** begin Given records **

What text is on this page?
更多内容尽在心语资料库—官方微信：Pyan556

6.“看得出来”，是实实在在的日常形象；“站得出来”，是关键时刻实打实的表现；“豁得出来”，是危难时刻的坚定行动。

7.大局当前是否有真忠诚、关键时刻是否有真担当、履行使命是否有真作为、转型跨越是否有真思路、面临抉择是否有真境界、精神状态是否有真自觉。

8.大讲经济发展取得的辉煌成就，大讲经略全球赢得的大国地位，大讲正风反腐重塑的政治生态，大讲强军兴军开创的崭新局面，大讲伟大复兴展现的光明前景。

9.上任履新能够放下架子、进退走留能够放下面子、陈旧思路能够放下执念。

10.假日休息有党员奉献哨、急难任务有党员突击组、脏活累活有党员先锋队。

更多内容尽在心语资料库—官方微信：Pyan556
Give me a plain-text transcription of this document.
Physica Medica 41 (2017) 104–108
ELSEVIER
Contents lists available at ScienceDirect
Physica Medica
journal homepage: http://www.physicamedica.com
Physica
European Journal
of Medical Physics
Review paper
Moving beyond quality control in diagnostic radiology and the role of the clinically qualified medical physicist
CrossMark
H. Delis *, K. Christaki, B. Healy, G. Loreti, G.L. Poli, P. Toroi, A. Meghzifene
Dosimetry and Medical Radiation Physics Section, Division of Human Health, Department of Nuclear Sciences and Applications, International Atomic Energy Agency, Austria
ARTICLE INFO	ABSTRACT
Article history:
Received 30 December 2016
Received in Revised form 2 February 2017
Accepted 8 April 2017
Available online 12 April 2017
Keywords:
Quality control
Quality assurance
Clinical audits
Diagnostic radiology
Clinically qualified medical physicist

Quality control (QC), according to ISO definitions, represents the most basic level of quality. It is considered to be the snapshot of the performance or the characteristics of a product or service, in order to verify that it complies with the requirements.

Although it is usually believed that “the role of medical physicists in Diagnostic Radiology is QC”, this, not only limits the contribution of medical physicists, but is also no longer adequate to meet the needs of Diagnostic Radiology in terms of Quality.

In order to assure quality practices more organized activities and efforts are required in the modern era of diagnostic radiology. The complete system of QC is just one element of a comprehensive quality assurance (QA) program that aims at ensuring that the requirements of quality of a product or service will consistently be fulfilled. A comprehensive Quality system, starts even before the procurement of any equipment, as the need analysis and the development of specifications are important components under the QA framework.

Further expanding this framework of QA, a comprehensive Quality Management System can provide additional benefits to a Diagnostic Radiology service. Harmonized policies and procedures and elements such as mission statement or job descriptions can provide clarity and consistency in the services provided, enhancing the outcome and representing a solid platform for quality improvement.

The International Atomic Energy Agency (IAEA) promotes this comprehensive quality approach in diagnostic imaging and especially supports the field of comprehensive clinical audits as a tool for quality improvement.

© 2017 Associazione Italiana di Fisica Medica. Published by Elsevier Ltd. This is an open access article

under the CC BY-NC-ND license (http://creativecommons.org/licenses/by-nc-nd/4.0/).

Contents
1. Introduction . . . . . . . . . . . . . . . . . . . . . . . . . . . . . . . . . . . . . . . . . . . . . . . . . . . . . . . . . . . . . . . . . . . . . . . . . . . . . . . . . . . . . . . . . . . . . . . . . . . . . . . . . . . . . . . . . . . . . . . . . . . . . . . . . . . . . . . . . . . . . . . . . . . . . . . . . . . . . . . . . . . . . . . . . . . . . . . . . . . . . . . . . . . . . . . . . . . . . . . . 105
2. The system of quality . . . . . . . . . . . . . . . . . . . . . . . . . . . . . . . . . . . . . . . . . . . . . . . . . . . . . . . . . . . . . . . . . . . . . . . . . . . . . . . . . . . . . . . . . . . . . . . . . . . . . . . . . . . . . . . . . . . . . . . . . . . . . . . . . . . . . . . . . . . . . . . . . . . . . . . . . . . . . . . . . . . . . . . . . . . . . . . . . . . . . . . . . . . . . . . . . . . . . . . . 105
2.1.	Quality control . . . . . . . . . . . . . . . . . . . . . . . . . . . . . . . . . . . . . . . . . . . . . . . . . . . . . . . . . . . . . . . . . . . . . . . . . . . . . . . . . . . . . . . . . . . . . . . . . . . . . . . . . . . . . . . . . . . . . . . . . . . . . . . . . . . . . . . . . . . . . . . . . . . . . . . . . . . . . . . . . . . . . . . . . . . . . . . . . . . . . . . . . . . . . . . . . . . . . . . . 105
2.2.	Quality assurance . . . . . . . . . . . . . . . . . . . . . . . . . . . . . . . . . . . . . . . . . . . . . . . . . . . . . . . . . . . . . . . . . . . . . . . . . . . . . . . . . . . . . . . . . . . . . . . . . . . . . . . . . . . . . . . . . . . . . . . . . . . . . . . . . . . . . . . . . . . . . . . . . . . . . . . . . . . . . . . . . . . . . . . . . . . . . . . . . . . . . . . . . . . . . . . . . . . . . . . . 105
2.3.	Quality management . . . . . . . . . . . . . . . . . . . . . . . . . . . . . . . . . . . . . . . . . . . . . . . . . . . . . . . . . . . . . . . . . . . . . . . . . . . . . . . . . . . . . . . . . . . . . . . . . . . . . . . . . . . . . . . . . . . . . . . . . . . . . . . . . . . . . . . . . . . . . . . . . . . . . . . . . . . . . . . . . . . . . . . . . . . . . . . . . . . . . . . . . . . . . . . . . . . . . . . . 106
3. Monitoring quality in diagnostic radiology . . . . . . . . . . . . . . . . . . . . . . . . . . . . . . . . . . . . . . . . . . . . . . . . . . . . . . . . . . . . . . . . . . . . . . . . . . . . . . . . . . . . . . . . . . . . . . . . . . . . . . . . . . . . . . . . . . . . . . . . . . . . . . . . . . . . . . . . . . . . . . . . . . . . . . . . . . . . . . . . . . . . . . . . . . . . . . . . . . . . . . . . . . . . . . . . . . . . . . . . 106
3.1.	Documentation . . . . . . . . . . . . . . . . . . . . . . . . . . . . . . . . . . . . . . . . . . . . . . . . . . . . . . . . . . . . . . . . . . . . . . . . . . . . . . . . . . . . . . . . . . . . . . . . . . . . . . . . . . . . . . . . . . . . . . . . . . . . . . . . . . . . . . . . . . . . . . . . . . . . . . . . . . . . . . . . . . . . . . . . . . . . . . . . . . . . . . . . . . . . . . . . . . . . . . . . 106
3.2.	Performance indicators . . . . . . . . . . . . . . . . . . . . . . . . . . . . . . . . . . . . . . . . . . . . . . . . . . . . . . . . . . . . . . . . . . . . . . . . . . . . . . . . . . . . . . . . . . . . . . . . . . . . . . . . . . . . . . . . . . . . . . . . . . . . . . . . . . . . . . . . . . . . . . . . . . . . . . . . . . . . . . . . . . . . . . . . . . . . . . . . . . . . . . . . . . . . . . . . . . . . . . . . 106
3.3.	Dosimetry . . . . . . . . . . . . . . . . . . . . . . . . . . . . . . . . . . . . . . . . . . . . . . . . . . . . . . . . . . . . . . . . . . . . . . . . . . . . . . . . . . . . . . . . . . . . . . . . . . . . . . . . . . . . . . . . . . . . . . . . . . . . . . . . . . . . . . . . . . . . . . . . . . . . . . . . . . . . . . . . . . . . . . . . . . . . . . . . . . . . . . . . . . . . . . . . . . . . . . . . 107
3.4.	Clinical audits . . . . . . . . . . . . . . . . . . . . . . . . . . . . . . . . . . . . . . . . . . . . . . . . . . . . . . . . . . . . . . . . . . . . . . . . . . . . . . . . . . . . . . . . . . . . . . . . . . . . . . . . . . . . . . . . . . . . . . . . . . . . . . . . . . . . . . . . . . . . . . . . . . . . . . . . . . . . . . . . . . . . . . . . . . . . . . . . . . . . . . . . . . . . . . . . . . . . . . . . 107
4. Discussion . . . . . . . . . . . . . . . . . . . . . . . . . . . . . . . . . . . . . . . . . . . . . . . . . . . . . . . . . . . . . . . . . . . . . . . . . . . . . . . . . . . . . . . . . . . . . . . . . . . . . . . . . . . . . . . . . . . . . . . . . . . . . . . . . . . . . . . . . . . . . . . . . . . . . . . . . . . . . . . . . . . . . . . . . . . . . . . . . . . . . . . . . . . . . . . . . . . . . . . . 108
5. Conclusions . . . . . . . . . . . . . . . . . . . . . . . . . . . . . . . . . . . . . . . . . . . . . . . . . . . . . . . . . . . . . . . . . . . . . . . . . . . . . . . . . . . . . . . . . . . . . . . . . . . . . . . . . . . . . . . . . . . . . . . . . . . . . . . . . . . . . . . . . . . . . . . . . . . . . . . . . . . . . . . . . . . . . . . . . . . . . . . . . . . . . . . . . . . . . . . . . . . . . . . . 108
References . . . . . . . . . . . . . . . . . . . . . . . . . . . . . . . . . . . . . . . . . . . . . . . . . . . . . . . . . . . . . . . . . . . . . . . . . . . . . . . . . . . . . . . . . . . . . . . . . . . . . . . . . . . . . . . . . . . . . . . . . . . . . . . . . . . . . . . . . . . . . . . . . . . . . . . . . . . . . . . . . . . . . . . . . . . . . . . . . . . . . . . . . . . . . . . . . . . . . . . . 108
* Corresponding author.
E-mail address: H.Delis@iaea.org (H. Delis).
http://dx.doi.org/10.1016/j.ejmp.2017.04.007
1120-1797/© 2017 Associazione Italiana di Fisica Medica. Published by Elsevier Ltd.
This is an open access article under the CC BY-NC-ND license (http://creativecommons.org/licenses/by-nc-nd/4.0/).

** end Given records **

Count how many lines of the material hold the string "Fisica". Give the number and nothing more.

» **Written solution**
2